### [What the task asks]
Repeat verbatim the lines from the one containing "What data populates" to the one containing "Convert this screenshot", ends included, minus any pictures.

### [Dataset entries]
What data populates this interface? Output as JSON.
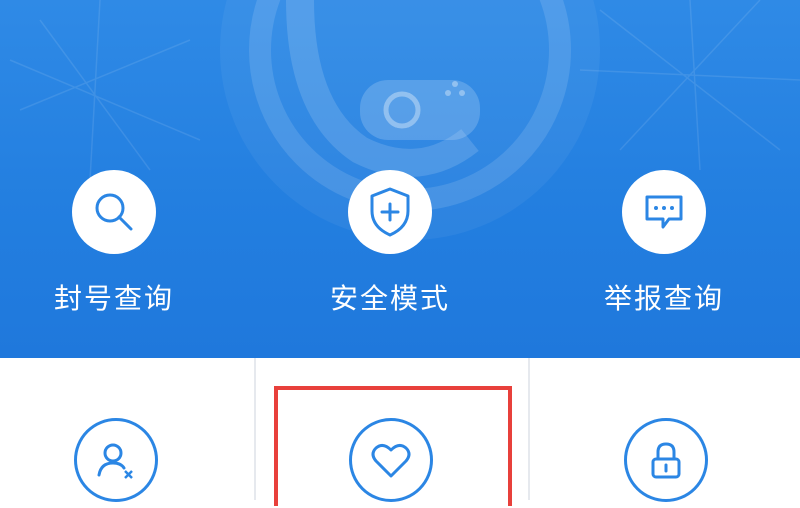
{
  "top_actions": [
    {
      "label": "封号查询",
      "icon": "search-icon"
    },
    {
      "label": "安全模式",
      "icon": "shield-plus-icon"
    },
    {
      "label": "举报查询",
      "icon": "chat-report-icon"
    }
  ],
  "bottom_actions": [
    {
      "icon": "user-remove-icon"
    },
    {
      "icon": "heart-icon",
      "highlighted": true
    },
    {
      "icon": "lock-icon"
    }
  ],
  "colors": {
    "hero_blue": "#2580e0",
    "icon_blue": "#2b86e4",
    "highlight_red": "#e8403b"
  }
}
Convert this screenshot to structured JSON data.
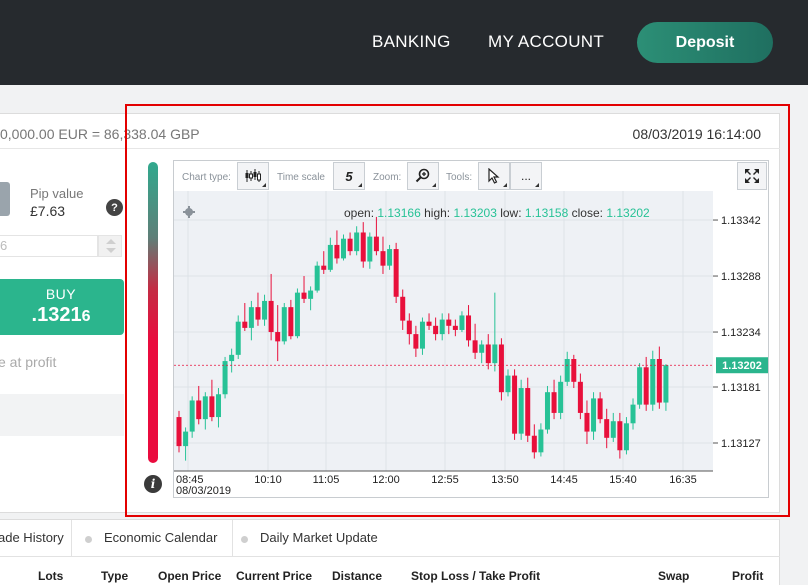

* * *

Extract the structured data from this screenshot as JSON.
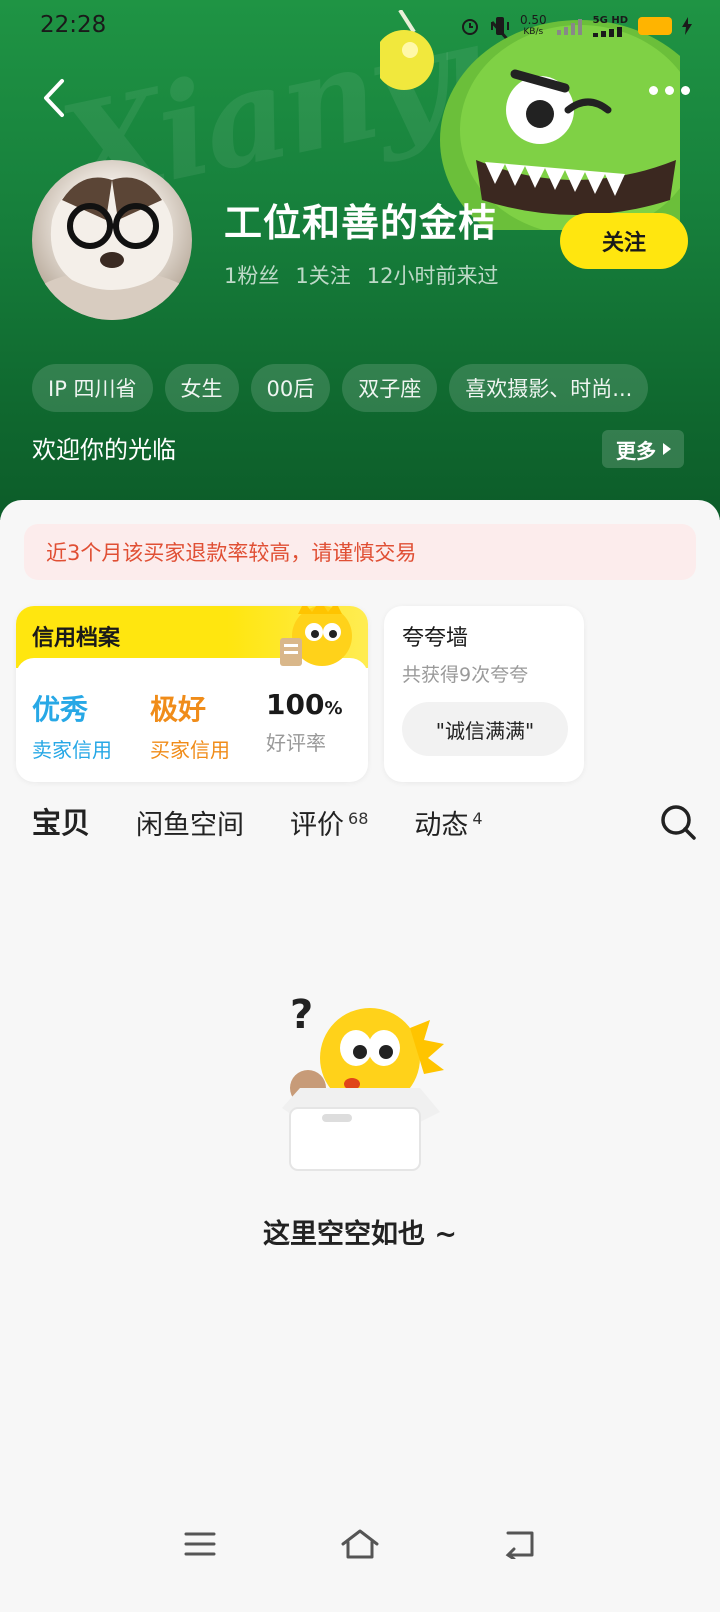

### [Exercise response]
What data populates this interface? Output as JSON.
{
  "top_actions": [
    {
      "label": "封号查询",
      "icon": "search-icon"
    },
    {
      "label": "安全模式",
      "icon": "shield-plus-icon"
    },
    {
      "label": "举报查询",
      "icon": "chat-report-icon"
    }
  ],
  "bottom_actions": [
    {
      "icon": "user-remove-icon"
    },
    {
      "icon": "heart-icon",
      "highlighted": true
    },
    {
      "icon": "lock-icon"
    }
  ],
  "colors": {
    "hero_blue": "#2580e0",
    "icon_blue": "#2b86e4",
    "highlight_red": "#e8403b"
  }
}
Convert this screenshot to structured JSON data.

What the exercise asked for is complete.